>> BEGIN

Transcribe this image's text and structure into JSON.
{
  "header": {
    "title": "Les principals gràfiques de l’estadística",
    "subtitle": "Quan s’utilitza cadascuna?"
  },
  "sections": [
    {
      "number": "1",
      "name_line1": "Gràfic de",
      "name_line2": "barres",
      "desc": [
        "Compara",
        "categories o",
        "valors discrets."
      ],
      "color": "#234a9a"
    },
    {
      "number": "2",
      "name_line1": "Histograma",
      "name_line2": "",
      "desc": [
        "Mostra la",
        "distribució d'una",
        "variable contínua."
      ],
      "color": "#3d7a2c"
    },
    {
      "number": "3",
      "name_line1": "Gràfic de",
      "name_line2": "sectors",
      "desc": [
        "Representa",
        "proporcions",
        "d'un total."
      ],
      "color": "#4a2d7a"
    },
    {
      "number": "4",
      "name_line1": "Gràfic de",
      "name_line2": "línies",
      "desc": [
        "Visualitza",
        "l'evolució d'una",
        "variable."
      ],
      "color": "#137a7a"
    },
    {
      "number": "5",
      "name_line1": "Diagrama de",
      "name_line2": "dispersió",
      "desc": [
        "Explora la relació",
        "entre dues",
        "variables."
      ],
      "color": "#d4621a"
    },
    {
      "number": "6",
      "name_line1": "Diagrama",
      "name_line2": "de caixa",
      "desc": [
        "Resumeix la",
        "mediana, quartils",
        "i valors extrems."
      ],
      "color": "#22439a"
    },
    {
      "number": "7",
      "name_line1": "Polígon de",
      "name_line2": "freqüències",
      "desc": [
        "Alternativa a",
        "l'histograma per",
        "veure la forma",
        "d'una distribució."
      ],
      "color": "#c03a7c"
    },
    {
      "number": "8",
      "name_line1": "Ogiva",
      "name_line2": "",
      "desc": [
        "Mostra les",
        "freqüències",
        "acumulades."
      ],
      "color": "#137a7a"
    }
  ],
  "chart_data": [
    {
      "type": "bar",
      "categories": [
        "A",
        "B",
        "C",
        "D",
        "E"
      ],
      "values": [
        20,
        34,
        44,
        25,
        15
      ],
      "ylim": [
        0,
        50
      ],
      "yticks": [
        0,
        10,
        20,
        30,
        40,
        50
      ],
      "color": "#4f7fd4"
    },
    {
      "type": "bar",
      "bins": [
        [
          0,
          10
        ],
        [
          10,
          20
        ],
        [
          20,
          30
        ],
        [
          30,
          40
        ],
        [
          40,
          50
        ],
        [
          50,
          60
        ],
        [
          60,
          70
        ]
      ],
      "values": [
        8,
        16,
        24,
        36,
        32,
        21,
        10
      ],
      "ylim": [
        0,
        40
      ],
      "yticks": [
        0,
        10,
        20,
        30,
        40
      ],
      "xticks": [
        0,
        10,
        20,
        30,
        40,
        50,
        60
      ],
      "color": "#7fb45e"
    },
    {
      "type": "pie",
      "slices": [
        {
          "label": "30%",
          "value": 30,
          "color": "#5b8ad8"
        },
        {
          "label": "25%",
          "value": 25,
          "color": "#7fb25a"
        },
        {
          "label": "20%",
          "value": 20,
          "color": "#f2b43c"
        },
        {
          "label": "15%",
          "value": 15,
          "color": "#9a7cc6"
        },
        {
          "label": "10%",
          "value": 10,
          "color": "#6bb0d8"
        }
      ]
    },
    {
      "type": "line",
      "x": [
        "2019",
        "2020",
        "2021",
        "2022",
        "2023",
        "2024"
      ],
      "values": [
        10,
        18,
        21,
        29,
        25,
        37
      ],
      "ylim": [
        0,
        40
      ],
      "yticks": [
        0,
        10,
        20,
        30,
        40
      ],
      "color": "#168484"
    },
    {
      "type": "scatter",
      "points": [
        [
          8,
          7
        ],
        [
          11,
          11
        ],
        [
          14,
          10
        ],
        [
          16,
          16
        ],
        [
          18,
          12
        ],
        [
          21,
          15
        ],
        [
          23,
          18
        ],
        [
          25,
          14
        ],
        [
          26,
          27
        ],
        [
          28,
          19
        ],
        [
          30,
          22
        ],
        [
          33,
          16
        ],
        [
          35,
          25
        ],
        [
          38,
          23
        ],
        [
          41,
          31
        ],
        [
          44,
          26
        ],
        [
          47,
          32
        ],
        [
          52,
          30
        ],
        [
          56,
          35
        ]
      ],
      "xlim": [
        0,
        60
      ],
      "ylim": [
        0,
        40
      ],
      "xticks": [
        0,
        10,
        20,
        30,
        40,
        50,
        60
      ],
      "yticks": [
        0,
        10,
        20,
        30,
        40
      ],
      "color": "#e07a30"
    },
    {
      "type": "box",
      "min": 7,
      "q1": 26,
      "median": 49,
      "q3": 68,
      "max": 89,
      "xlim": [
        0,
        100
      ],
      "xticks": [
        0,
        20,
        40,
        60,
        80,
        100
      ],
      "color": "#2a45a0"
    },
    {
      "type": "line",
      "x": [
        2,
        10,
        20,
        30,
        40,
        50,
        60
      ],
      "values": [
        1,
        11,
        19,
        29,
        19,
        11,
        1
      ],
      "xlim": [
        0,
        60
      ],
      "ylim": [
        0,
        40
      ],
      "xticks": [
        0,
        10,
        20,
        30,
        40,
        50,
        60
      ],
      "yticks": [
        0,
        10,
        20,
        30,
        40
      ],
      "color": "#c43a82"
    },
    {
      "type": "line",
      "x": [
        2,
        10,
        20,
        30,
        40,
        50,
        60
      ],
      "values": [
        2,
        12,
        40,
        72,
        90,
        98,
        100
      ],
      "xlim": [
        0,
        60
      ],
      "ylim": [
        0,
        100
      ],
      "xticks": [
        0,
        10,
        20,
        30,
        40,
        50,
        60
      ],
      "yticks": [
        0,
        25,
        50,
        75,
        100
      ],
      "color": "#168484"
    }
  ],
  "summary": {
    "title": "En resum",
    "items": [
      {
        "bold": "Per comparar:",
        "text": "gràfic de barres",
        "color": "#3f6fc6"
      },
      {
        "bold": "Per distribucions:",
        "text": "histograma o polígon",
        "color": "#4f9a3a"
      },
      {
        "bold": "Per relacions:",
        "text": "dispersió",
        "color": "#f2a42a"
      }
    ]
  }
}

>> END

> _TASK INSTRUCTIONS_:
Write out all the entries exactly.

> _THE ANSWER_:
Transcribe this image's text and structure into JSON.
{
  "header": {
    "title": "Les principals gràfiques de l’estadística",
    "subtitle": "Quan s’utilitza cadascuna?"
  },
  "sections": [
    {
      "number": "1",
      "name_line1": "Gràfic de",
      "name_line2": "barres",
      "desc": [
        "Compara",
        "categories o",
        "valors discrets."
      ],
      "color": "#234a9a"
    },
    {
      "number": "2",
      "name_line1": "Histograma",
      "name_line2": "",
      "desc": [
        "Mostra la",
        "distribució d'una",
        "variable contínua."
      ],
      "color": "#3d7a2c"
    },
    {
      "number": "3",
      "name_line1": "Gràfic de",
      "name_line2": "sectors",
      "desc": [
        "Representa",
        "proporcions",
        "d'un total."
      ],
      "color": "#4a2d7a"
    },
    {
      "number": "4",
      "name_line1": "Gràfic de",
      "name_line2": "línies",
      "desc": [
        "Visualitza",
        "l'evolució d'una",
        "variable."
      ],
      "color": "#137a7a"
    },
    {
      "number": "5",
      "name_line1": "Diagrama de",
      "name_line2": "dispersió",
      "desc": [
        "Explora la relació",
        "entre dues",
        "variables."
      ],
      "color": "#d4621a"
    },
    {
      "number": "6",
      "name_line1": "Diagrama",
      "name_line2": "de caixa",
      "desc": [
        "Resumeix la",
        "mediana, quartils",
        "i valors extrems."
      ],
      "color": "#22439a"
    },
    {
      "number": "7",
      "name_line1": "Polígon de",
      "name_line2": "freqüències",
      "desc": [
        "Alternativa a",
        "l'histograma per",
        "veure la forma",
        "d'una distribució."
      ],
      "color": "#c03a7c"
    },
    {
      "number": "8",
      "name_line1": "Ogiva",
      "name_line2": "",
      "desc": [
        "Mostra les",
        "freqüències",
        "acumulades."
      ],
      "color": "#137a7a"
    }
  ],
  "chart_data": [
    {
      "type": "bar",
      "categories": [
        "A",
        "B",
        "C",
        "D",
        "E"
      ],
      "values": [
        20,
        34,
        44,
        25,
        15
      ],
      "ylim": [
        0,
        50
      ],
      "yticks": [
        0,
        10,
        20,
        30,
        40,
        50
      ],
      "color": "#4f7fd4"
    },
    {
      "type": "bar",
      "bins": [
        [
          0,
          10
        ],
        [
          10,
          20
        ],
        [
          20,
          30
        ],
        [
          30,
          40
        ],
        [
          40,
          50
        ],
        [
          50,
          60
        ],
        [
          60,
          70
        ]
      ],
      "values": [
        8,
        16,
        24,
        36,
        32,
        21,
        10
      ],
      "ylim": [
        0,
        40
      ],
      "yticks": [
        0,
        10,
        20,
        30,
        40
      ],
      "xticks": [
        0,
        10,
        20,
        30,
        40,
        50,
        60
      ],
      "color": "#7fb45e"
    },
    {
      "type": "pie",
      "slices": [
        {
          "label": "30%",
          "value": 30,
          "color": "#5b8ad8"
        },
        {
          "label": "25%",
          "value": 25,
          "color": "#7fb25a"
        },
        {
          "label": "20%",
          "value": 20,
          "color": "#f2b43c"
        },
        {
          "label": "15%",
          "value": 15,
          "color": "#9a7cc6"
        },
        {
          "label": "10%",
          "value": 10,
          "color": "#6bb0d8"
        }
      ]
    },
    {
      "type": "line",
      "x": [
        "2019",
        "2020",
        "2021",
        "2022",
        "2023",
        "2024"
      ],
      "values": [
        10,
        18,
        21,
        29,
        25,
        37
      ],
      "ylim": [
        0,
        40
      ],
      "yticks": [
        0,
        10,
        20,
        30,
        40
      ],
      "color": "#168484"
    },
    {
      "type": "scatter",
      "points": [
        [
          8,
          7
        ],
        [
          11,
          11
        ],
        [
          14,
          10
        ],
        [
          16,
          16
        ],
        [
          18,
          12
        ],
        [
          21,
          15
        ],
        [
          23,
          18
        ],
        [
          25,
          14
        ],
        [
          26,
          27
        ],
        [
          28,
          19
        ],
        [
          30,
          22
        ],
        [
          33,
          16
        ],
        [
          35,
          25
        ],
        [
          38,
          23
        ],
        [
          41,
          31
        ],
        [
          44,
          26
        ],
        [
          47,
          32
        ],
        [
          52,
          30
        ],
        [
          56,
          35
        ]
      ],
      "xlim": [
        0,
        60
      ],
      "ylim": [
        0,
        40
      ],
      "xticks": [
        0,
        10,
        20,
        30,
        40,
        50,
        60
      ],
      "yticks": [
        0,
        10,
        20,
        30,
        40
      ],
      "color": "#e07a30"
    },
    {
      "type": "box",
      "min": 7,
      "q1": 26,
      "median": 49,
      "q3": 68,
      "max": 89,
      "xlim": [
        0,
        100
      ],
      "xticks": [
        0,
        20,
        40,
        60,
        80,
        100
      ],
      "color": "#2a45a0"
    },
    {
      "type": "line",
      "x": [
        2,
        10,
        20,
        30,
        40,
        50,
        60
      ],
      "values": [
        1,
        11,
        19,
        29,
        19,
        11,
        1
      ],
      "xlim": [
        0,
        60
      ],
      "ylim": [
        0,
        40
      ],
      "xticks": [
        0,
        10,
        20,
        30,
        40,
        50,
        60
      ],
      "yticks": [
        0,
        10,
        20,
        30,
        40
      ],
      "color": "#c43a82"
    },
    {
      "type": "line",
      "x": [
        2,
        10,
        20,
        30,
        40,
        50,
        60
      ],
      "values": [
        2,
        12,
        40,
        72,
        90,
        98,
        100
      ],
      "xlim": [
        0,
        60
      ],
      "ylim": [
        0,
        100
      ],
      "xticks": [
        0,
        10,
        20,
        30,
        40,
        50,
        60
      ],
      "yticks": [
        0,
        25,
        50,
        75,
        100
      ],
      "color": "#168484"
    }
  ],
  "summary": {
    "title": "En resum",
    "items": [
      {
        "bold": "Per comparar:",
        "text": "gràfic de barres",
        "color": "#3f6fc6"
      },
      {
        "bold": "Per distribucions:",
        "text": "histograma o polígon",
        "color": "#4f9a3a"
      },
      {
        "bold": "Per relacions:",
        "text": "dispersió",
        "color": "#f2a42a"
      }
    ]
  }
}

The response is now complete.